Return every entry exactly as written.

--- START OF RECORD EXCERPTS ---

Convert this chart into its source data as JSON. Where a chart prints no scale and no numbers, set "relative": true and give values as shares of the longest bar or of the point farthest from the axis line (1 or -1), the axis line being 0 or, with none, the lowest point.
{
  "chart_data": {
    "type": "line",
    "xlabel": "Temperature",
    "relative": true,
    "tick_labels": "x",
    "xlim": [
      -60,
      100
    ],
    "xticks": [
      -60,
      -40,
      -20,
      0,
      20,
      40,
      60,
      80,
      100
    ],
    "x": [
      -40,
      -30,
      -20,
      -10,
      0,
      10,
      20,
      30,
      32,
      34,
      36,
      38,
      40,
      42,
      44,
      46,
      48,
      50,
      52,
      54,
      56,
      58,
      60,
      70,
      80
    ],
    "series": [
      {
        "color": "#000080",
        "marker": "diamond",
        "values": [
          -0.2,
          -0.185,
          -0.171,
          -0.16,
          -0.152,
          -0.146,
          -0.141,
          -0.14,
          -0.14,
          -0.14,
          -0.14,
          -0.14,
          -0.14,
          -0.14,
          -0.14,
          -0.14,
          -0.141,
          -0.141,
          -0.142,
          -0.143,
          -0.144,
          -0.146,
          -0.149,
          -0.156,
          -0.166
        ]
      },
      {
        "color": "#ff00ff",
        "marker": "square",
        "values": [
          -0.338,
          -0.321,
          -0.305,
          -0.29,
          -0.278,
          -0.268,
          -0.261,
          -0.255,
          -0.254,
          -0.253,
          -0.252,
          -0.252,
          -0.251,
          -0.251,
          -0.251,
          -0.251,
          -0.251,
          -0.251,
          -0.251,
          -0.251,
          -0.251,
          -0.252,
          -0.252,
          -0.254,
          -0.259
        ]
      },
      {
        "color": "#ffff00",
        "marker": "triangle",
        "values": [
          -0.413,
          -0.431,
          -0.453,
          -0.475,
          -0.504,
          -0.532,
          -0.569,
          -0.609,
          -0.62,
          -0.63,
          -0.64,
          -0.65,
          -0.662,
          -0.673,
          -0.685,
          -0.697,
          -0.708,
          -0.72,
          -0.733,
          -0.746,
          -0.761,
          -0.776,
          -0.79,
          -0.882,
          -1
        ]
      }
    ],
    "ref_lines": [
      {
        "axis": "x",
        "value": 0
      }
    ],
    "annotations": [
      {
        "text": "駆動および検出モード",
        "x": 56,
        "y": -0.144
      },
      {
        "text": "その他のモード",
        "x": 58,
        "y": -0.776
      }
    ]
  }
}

--- END OF RECORD EXCERPTS ---

▶ TASK RESULT:
Convert this chart into its source data as JSON. Where a chart prints no scale and no numbers, set "relative": true and give values as shares of the longest bar or of the point farthest from the axis line (1 or -1), the axis line being 0 or, with none, the lowest point.
{
  "chart_data": {
    "type": "line",
    "xlabel": "Temperature",
    "relative": true,
    "tick_labels": "x",
    "xlim": [
      -60,
      100
    ],
    "xticks": [
      -60,
      -40,
      -20,
      0,
      20,
      40,
      60,
      80,
      100
    ],
    "x": [
      -40,
      -30,
      -20,
      -10,
      0,
      10,
      20,
      30,
      32,
      34,
      36,
      38,
      40,
      42,
      44,
      46,
      48,
      50,
      52,
      54,
      56,
      58,
      60,
      70,
      80
    ],
    "series": [
      {
        "color": "#000080",
        "marker": "diamond",
        "values": [
          -0.2,
          -0.185,
          -0.171,
          -0.16,
          -0.152,
          -0.146,
          -0.141,
          -0.14,
          -0.14,
          -0.14,
          -0.14,
          -0.14,
          -0.14,
          -0.14,
          -0.14,
          -0.14,
          -0.141,
          -0.141,
          -0.142,
          -0.143,
          -0.144,
          -0.146,
          -0.149,
          -0.156,
          -0.166
        ]
      },
      {
        "color": "#ff00ff",
        "marker": "square",
        "values": [
          -0.338,
          -0.321,
          -0.305,
          -0.29,
          -0.278,
          -0.268,
          -0.261,
          -0.255,
          -0.254,
          -0.253,
          -0.252,
          -0.252,
          -0.251,
          -0.251,
          -0.251,
          -0.251,
          -0.251,
          -0.251,
          -0.251,
          -0.251,
          -0.251,
          -0.252,
          -0.252,
          -0.254,
          -0.259
        ]
      },
      {
        "color": "#ffff00",
        "marker": "triangle",
        "values": [
          -0.413,
          -0.431,
          -0.453,
          -0.475,
          -0.504,
          -0.532,
          -0.569,
          -0.609,
          -0.62,
          -0.63,
          -0.64,
          -0.65,
          -0.662,
          -0.673,
          -0.685,
          -0.697,
          -0.708,
          -0.72,
          -0.733,
          -0.746,
          -0.761,
          -0.776,
          -0.79,
          -0.882,
          -1
        ]
      }
    ],
    "ref_lines": [
      {
        "axis": "x",
        "value": 0
      }
    ],
    "annotations": [
      {
        "text": "駆動および検出モード",
        "x": 56,
        "y": -0.144
      },
      {
        "text": "その他のモード",
        "x": 58,
        "y": -0.776
      }
    ]
  }
}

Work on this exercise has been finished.